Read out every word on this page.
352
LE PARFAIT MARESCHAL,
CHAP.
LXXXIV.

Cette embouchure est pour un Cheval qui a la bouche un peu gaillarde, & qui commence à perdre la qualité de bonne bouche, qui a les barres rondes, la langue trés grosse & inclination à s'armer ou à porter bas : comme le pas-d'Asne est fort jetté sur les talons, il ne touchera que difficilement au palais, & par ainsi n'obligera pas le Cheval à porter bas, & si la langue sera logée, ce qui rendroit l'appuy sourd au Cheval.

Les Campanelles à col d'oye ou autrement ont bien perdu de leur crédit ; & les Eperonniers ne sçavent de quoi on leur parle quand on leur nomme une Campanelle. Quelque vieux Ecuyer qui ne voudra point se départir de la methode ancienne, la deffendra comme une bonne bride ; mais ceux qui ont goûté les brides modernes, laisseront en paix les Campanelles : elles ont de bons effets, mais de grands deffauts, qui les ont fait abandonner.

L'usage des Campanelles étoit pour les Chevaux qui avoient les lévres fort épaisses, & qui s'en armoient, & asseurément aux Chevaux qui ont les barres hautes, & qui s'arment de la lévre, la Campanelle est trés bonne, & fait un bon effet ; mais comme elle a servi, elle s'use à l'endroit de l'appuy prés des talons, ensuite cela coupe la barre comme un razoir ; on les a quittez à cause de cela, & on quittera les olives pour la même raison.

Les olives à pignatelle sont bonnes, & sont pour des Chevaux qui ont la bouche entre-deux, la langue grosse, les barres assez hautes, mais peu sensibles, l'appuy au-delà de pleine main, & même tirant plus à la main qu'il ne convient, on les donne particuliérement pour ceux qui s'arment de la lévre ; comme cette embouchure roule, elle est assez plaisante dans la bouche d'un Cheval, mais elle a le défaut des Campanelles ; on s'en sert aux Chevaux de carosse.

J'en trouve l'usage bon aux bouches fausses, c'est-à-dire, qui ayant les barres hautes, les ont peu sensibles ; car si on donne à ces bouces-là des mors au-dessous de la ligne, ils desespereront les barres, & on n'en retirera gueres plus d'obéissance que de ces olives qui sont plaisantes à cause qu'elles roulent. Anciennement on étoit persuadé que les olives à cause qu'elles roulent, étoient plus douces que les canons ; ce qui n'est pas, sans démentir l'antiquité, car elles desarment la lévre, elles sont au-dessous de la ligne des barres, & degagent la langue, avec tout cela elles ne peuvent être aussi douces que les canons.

**Set problem:** Output every line above without altering anything.

**Answer to the task:**
Read out every word on this page.
352
LE PARFAIT MARESCHAL,
CHAP.
LXXXIV.

Cette embouchure est pour un Cheval qui a la bouche un peu gaillarde, & qui commence à perdre la qualité de bonne bouche, qui a les barres rondes, la langue trés grosse & inclination à s'armer ou à porter bas : comme le pas-d'Asne est fort jetté sur les talons, il ne touchera que difficilement au palais, & par ainsi n'obligera pas le Cheval à porter bas, & si la langue sera logée, ce qui rendroit l'appuy sourd au Cheval.

Les Campanelles à col d'oye ou autrement ont bien perdu de leur crédit ; & les Eperonniers ne sçavent de quoi on leur parle quand on leur nomme une Campanelle. Quelque vieux Ecuyer qui ne voudra point se départir de la methode ancienne, la deffendra comme une bonne bride ; mais ceux qui ont goûté les brides modernes, laisseront en paix les Campanelles : elles ont de bons effets, mais de grands deffauts, qui les ont fait abandonner.

L'usage des Campanelles étoit pour les Chevaux qui avoient les lévres fort épaisses, & qui s'en armoient, & asseurément aux Chevaux qui ont les barres hautes, & qui s'arment de la lévre, la Campanelle est trés bonne, & fait un bon effet ; mais comme elle a servi, elle s'use à l'endroit de l'appuy prés des talons, ensuite cela coupe la barre comme un razoir ; on les a quittez à cause de cela, & on quittera les olives pour la même raison.

Les olives à pignatelle sont bonnes, & sont pour des Chevaux qui ont la bouche entre-deux, la langue grosse, les barres assez hautes, mais peu sensibles, l'appuy au-delà de pleine main, & même tirant plus à la main qu'il ne convient, on les donne particuliérement pour ceux qui s'arment de la lévre ; comme cette embouchure roule, elle est assez plaisante dans la bouche d'un Cheval, mais elle a le défaut des Campanelles ; on s'en sert aux Chevaux de carosse.

J'en trouve l'usage bon aux bouches fausses, c'est-à-dire, qui ayant les barres hautes, les ont peu sensibles ; car si on donne à ces bouces-là des mors au-dessous de la ligne, ils desespereront les barres, & on n'en retirera gueres plus d'obéissance que de ces olives qui sont plaisantes à cause qu'elles roulent. Anciennement on étoit persuadé que les olives à cause qu'elles roulent, étoient plus douces que les canons ; ce qui n'est pas, sans démentir l'antiquité, car elles desarment la lévre, elles sont au-dessous de la ligne des barres, & degagent la langue, avec tout cela elles ne peuvent être aussi douces que les canons.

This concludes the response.